╭─ SUPPLIED INFORMATION
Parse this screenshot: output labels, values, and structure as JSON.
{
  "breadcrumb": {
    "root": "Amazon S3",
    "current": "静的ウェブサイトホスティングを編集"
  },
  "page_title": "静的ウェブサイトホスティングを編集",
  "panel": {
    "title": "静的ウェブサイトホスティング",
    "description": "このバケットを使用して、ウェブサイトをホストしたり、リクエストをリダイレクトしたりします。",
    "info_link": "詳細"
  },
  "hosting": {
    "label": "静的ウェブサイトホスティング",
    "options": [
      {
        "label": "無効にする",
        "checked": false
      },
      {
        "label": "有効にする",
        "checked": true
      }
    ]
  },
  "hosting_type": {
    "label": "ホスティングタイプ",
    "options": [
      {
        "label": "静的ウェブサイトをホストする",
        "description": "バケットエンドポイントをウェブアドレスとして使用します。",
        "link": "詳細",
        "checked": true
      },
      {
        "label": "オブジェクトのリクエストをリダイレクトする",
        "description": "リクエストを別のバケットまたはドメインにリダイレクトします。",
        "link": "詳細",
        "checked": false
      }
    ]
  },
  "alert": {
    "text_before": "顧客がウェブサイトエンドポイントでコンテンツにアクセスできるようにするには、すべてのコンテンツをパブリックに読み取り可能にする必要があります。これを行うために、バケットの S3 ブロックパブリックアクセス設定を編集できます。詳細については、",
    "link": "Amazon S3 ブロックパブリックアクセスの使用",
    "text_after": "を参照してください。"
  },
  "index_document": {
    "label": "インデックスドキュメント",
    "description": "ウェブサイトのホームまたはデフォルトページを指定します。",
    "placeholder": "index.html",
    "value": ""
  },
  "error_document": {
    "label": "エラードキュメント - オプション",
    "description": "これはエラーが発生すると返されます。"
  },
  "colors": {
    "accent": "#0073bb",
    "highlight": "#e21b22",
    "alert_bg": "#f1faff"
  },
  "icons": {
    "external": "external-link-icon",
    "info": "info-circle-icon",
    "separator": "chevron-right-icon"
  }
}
╰─
◆ **AIM OF THE EXERCISE**:
Write the material out again in its entirety, exactly as shown.

◆ **FINAL RESULT**:
Parse this screenshot: output labels, values, and structure as JSON.
{
  "breadcrumb": {
    "root": "Amazon S3",
    "current": "静的ウェブサイトホスティングを編集"
  },
  "page_title": "静的ウェブサイトホスティングを編集",
  "panel": {
    "title": "静的ウェブサイトホスティング",
    "description": "このバケットを使用して、ウェブサイトをホストしたり、リクエストをリダイレクトしたりします。",
    "info_link": "詳細"
  },
  "hosting": {
    "label": "静的ウェブサイトホスティング",
    "options": [
      {
        "label": "無効にする",
        "checked": false
      },
      {
        "label": "有効にする",
        "checked": true
      }
    ]
  },
  "hosting_type": {
    "label": "ホスティングタイプ",
    "options": [
      {
        "label": "静的ウェブサイトをホストする",
        "description": "バケットエンドポイントをウェブアドレスとして使用します。",
        "link": "詳細",
        "checked": true
      },
      {
        "label": "オブジェクトのリクエストをリダイレクトする",
        "description": "リクエストを別のバケットまたはドメインにリダイレクトします。",
        "link": "詳細",
        "checked": false
      }
    ]
  },
  "alert": {
    "text_before": "顧客がウェブサイトエンドポイントでコンテンツにアクセスできるようにするには、すべてのコンテンツをパブリックに読み取り可能にする必要があります。これを行うために、バケットの S3 ブロックパブリックアクセス設定を編集できます。詳細については、",
    "link": "Amazon S3 ブロックパブリックアクセスの使用",
    "text_after": "を参照してください。"
  },
  "index_document": {
    "label": "インデックスドキュメント",
    "description": "ウェブサイトのホームまたはデフォルトページを指定します。",
    "placeholder": "index.html",
    "value": ""
  },
  "error_document": {
    "label": "エラードキュメント - オプション",
    "description": "これはエラーが発生すると返されます。"
  },
  "colors": {
    "accent": "#0073bb",
    "highlight": "#e21b22",
    "alert_bg": "#f1faff"
  },
  "icons": {
    "external": "external-link-icon",
    "info": "info-circle-icon",
    "separator": "chevron-right-icon"
  }
}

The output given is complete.